[Data entries for graphics]
____________
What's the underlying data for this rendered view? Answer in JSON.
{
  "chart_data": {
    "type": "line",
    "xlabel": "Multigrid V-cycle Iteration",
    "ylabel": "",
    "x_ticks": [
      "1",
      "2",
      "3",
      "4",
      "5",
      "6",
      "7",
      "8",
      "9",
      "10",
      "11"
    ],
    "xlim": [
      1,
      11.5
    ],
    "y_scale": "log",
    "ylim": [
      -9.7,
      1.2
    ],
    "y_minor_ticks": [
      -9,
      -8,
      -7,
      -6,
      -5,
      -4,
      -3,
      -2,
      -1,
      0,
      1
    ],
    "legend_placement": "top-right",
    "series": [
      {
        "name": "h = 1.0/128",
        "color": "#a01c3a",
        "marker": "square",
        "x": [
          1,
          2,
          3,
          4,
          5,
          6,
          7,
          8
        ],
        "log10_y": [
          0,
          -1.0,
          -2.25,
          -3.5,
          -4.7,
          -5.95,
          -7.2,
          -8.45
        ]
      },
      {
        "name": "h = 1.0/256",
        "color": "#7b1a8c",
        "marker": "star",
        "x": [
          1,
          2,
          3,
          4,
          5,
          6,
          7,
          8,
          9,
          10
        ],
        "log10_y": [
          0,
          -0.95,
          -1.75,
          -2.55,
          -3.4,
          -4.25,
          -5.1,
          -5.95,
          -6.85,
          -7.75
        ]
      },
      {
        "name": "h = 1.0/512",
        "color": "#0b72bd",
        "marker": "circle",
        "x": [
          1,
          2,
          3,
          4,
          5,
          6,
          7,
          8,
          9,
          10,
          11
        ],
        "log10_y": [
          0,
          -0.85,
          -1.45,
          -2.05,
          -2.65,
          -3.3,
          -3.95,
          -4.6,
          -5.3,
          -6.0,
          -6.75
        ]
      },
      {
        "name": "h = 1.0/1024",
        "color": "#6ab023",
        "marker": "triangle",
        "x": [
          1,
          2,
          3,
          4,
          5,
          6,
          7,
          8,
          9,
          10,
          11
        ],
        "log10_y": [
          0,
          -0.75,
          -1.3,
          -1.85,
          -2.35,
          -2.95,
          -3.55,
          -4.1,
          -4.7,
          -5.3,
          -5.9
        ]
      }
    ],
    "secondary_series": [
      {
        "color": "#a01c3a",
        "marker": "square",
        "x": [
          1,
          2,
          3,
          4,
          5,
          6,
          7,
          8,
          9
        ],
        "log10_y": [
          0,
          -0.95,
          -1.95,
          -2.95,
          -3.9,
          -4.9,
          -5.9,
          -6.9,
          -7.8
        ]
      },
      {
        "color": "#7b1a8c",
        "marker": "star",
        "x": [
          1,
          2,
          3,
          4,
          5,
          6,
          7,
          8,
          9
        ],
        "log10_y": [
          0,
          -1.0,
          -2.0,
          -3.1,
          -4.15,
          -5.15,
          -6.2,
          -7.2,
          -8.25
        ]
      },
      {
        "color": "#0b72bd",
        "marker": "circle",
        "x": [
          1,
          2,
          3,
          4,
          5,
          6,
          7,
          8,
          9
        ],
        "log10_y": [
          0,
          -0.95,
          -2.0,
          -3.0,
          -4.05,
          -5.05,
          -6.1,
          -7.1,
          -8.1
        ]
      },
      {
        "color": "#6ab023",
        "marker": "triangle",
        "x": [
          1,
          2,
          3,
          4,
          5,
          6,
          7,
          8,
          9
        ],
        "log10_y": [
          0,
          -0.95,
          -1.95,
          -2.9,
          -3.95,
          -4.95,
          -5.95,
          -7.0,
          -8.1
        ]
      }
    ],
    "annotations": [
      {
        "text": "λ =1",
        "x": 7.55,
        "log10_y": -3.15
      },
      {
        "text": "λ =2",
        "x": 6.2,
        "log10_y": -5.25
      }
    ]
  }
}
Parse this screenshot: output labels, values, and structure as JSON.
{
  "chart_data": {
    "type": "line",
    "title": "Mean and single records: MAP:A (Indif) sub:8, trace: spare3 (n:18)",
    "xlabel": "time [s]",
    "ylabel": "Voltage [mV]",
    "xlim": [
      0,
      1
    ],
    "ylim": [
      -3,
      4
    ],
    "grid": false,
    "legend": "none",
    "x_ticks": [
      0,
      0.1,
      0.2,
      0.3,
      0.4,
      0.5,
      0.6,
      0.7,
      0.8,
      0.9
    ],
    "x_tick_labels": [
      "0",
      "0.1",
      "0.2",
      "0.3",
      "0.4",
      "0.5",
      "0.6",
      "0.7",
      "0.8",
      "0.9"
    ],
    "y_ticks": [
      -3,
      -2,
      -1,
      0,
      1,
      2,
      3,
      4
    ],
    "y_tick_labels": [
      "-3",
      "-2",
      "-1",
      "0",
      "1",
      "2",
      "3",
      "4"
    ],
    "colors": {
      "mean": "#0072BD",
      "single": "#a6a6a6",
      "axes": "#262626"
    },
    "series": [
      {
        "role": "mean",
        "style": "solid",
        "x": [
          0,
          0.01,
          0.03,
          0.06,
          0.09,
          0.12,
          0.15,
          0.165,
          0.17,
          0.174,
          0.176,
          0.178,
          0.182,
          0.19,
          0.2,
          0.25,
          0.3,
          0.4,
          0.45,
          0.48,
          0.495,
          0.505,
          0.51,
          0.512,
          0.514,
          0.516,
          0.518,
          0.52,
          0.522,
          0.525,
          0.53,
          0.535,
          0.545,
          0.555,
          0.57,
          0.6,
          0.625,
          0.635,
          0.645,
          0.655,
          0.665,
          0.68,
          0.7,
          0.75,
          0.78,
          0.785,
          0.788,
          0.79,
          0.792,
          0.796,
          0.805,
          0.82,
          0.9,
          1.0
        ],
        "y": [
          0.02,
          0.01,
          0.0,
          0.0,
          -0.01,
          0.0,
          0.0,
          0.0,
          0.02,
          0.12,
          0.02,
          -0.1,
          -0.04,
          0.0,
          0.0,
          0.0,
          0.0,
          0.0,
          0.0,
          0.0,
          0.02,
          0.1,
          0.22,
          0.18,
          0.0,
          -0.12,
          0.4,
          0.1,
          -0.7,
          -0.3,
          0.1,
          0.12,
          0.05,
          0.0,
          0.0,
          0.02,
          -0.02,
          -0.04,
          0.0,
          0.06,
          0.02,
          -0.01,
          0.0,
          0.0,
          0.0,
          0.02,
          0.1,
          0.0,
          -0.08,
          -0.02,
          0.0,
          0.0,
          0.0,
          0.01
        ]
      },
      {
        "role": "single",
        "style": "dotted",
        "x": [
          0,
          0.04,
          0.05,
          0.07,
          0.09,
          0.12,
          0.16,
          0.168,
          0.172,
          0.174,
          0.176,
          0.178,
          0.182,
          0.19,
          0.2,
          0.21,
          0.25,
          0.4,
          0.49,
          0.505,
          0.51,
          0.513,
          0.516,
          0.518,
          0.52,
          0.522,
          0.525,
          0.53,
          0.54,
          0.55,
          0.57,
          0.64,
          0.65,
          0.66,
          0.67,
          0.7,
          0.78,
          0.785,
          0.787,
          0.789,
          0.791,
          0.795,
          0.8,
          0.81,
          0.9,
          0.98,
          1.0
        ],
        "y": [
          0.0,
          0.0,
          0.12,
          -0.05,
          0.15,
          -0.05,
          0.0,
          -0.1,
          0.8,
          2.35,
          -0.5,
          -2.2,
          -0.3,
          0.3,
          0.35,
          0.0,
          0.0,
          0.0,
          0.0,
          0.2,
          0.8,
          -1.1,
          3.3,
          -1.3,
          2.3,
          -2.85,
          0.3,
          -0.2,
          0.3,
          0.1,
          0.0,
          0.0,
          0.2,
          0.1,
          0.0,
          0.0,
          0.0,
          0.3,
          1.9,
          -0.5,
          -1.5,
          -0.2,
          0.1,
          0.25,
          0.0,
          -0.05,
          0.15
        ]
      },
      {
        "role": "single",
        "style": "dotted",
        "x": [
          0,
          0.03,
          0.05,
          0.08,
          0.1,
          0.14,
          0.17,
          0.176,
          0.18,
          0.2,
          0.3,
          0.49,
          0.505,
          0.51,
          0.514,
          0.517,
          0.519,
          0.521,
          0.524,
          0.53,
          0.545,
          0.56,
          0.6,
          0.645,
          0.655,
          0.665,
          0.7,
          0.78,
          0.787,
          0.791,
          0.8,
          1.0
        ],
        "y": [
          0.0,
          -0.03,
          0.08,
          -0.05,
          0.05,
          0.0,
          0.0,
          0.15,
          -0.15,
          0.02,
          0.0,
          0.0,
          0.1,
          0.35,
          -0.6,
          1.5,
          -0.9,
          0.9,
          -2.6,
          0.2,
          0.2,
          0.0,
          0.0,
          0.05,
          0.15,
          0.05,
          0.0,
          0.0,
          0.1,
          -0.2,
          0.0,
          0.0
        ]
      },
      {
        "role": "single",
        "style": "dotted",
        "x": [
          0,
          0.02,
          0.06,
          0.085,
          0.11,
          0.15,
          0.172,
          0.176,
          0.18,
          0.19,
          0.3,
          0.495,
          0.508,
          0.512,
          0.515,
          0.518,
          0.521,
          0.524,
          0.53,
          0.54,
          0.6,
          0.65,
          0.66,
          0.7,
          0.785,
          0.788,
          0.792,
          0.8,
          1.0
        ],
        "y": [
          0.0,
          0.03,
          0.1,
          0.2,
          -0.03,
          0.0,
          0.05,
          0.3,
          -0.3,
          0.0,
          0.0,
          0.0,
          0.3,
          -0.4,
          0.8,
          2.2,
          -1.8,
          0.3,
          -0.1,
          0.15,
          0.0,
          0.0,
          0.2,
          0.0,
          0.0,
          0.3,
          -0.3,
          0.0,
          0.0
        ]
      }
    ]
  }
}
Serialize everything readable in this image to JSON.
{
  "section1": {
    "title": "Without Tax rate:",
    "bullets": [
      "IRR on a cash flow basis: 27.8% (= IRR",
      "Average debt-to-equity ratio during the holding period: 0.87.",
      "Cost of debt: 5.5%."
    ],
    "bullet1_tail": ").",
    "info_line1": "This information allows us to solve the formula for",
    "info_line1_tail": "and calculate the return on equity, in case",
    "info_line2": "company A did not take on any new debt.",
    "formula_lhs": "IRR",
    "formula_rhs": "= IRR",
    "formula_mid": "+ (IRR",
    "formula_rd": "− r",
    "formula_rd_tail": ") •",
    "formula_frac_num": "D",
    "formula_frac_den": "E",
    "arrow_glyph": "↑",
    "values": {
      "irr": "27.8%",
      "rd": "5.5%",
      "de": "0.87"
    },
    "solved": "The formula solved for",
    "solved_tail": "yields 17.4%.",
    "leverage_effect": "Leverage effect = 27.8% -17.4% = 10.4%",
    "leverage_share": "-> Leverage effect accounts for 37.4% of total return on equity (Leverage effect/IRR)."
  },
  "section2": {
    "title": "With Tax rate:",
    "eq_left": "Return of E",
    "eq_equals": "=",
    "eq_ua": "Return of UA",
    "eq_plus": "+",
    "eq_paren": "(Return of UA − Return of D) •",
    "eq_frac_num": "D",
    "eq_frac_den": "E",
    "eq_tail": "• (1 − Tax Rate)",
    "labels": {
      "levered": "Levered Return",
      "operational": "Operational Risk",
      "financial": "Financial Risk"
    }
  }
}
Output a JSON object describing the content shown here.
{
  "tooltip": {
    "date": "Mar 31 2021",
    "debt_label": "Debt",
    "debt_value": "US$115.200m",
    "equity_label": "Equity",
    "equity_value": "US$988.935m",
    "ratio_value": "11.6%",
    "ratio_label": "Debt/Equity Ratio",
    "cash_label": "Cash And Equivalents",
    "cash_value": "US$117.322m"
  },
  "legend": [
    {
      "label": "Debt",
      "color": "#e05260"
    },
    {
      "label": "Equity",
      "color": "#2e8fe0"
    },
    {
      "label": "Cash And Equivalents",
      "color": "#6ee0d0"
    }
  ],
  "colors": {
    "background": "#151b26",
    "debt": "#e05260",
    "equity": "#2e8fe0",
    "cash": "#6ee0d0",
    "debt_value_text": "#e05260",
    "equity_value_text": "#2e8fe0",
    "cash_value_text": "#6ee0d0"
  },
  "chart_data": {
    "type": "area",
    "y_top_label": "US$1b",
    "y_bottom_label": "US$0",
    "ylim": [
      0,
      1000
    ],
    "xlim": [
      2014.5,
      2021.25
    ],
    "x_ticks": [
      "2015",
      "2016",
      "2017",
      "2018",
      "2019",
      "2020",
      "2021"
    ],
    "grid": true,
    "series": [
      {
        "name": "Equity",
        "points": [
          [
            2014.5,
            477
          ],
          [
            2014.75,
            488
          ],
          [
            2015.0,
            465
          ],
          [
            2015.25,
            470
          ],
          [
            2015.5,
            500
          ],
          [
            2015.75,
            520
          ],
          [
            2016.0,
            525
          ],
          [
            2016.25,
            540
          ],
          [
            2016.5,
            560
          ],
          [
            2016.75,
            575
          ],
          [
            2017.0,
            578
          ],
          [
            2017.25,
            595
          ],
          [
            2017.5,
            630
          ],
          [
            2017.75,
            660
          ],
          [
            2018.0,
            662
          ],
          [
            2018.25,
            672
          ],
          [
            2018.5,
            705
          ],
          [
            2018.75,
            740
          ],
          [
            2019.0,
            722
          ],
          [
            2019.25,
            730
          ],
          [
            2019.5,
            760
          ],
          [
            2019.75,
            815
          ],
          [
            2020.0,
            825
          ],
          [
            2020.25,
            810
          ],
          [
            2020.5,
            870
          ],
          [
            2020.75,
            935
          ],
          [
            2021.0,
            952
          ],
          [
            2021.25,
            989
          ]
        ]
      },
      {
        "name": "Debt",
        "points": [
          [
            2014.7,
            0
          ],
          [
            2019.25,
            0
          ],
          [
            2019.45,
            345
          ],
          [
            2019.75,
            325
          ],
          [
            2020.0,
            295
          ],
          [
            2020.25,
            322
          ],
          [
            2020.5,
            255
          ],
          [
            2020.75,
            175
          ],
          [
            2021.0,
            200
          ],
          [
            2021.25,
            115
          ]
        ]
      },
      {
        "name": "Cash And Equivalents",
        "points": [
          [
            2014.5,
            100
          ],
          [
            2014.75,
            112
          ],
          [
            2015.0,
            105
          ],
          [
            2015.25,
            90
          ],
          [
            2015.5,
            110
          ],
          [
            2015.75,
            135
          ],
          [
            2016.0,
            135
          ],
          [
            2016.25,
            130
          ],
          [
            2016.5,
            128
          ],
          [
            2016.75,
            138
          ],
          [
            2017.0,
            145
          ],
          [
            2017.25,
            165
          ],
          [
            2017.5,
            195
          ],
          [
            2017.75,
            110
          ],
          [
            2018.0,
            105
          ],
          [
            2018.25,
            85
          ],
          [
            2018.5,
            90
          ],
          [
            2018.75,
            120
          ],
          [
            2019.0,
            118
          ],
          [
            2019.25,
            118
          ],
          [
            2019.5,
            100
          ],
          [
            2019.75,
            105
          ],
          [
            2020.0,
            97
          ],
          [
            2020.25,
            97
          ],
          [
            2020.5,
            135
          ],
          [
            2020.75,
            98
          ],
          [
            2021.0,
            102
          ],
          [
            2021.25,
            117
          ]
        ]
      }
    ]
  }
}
____________
§ **EXERCISE AIM**: Give nothing but the number of lines containing the string "values".

§ **SOLUTION TO THE PROBLEM**: 2